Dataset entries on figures

————————

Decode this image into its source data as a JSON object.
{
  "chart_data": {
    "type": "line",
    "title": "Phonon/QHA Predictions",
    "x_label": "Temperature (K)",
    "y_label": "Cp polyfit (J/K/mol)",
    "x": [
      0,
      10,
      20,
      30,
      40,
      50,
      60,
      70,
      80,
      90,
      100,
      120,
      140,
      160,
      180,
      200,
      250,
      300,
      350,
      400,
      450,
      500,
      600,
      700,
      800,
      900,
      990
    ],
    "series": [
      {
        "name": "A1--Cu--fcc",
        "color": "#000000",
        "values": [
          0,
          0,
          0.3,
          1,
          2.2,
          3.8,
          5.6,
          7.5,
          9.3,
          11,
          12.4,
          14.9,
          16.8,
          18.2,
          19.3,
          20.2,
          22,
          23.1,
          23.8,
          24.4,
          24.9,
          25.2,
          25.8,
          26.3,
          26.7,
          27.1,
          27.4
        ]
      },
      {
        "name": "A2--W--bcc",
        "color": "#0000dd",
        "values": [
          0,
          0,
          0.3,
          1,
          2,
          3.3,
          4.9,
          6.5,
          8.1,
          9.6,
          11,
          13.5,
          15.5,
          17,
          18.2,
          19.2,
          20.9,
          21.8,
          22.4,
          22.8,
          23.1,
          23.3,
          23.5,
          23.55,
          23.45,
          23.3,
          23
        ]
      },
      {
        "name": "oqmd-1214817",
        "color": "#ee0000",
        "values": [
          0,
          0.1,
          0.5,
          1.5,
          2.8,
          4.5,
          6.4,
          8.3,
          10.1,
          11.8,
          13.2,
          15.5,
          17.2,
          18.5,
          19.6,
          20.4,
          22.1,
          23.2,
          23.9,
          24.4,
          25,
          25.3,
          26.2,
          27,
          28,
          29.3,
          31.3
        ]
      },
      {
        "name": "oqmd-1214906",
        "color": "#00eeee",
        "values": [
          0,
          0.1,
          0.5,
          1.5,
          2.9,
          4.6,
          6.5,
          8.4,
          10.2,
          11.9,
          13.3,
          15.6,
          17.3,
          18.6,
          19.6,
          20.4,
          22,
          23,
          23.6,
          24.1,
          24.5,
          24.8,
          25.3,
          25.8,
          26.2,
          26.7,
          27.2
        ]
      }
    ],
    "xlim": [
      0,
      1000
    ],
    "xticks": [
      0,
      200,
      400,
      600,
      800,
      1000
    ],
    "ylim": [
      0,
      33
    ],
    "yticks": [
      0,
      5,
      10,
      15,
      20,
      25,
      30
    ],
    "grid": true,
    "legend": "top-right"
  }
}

————————

Instructions to follow →
Return all of the entries exactly as they were supplied.

Reply →
Decode this image into its source data as a JSON object.
{
  "chart_data": {
    "type": "line",
    "title": "Phonon/QHA Predictions",
    "x_label": "Temperature (K)",
    "y_label": "Cp polyfit (J/K/mol)",
    "x": [
      0,
      10,
      20,
      30,
      40,
      50,
      60,
      70,
      80,
      90,
      100,
      120,
      140,
      160,
      180,
      200,
      250,
      300,
      350,
      400,
      450,
      500,
      600,
      700,
      800,
      900,
      990
    ],
    "series": [
      {
        "name": "A1--Cu--fcc",
        "color": "#000000",
        "values": [
          0,
          0,
          0.3,
          1,
          2.2,
          3.8,
          5.6,
          7.5,
          9.3,
          11,
          12.4,
          14.9,
          16.8,
          18.2,
          19.3,
          20.2,
          22,
          23.1,
          23.8,
          24.4,
          24.9,
          25.2,
          25.8,
          26.3,
          26.7,
          27.1,
          27.4
        ]
      },
      {
        "name": "A2--W--bcc",
        "color": "#0000dd",
        "values": [
          0,
          0,
          0.3,
          1,
          2,
          3.3,
          4.9,
          6.5,
          8.1,
          9.6,
          11,
          13.5,
          15.5,
          17,
          18.2,
          19.2,
          20.9,
          21.8,
          22.4,
          22.8,
          23.1,
          23.3,
          23.5,
          23.55,
          23.45,
          23.3,
          23
        ]
      },
      {
        "name": "oqmd-1214817",
        "color": "#ee0000",
        "values": [
          0,
          0.1,
          0.5,
          1.5,
          2.8,
          4.5,
          6.4,
          8.3,
          10.1,
          11.8,
          13.2,
          15.5,
          17.2,
          18.5,
          19.6,
          20.4,
          22.1,
          23.2,
          23.9,
          24.4,
          25,
          25.3,
          26.2,
          27,
          28,
          29.3,
          31.3
        ]
      },
      {
        "name": "oqmd-1214906",
        "color": "#00eeee",
        "values": [
          0,
          0.1,
          0.5,
          1.5,
          2.9,
          4.6,
          6.5,
          8.4,
          10.2,
          11.9,
          13.3,
          15.6,
          17.3,
          18.6,
          19.6,
          20.4,
          22,
          23,
          23.6,
          24.1,
          24.5,
          24.8,
          25.3,
          25.8,
          26.2,
          26.7,
          27.2
        ]
      }
    ],
    "xlim": [
      0,
      1000
    ],
    "xticks": [
      0,
      200,
      400,
      600,
      800,
      1000
    ],
    "ylim": [
      0,
      33
    ],
    "yticks": [
      0,
      5,
      10,
      15,
      20,
      25,
      30
    ],
    "grid": true,
    "legend": "top-right"
  }
}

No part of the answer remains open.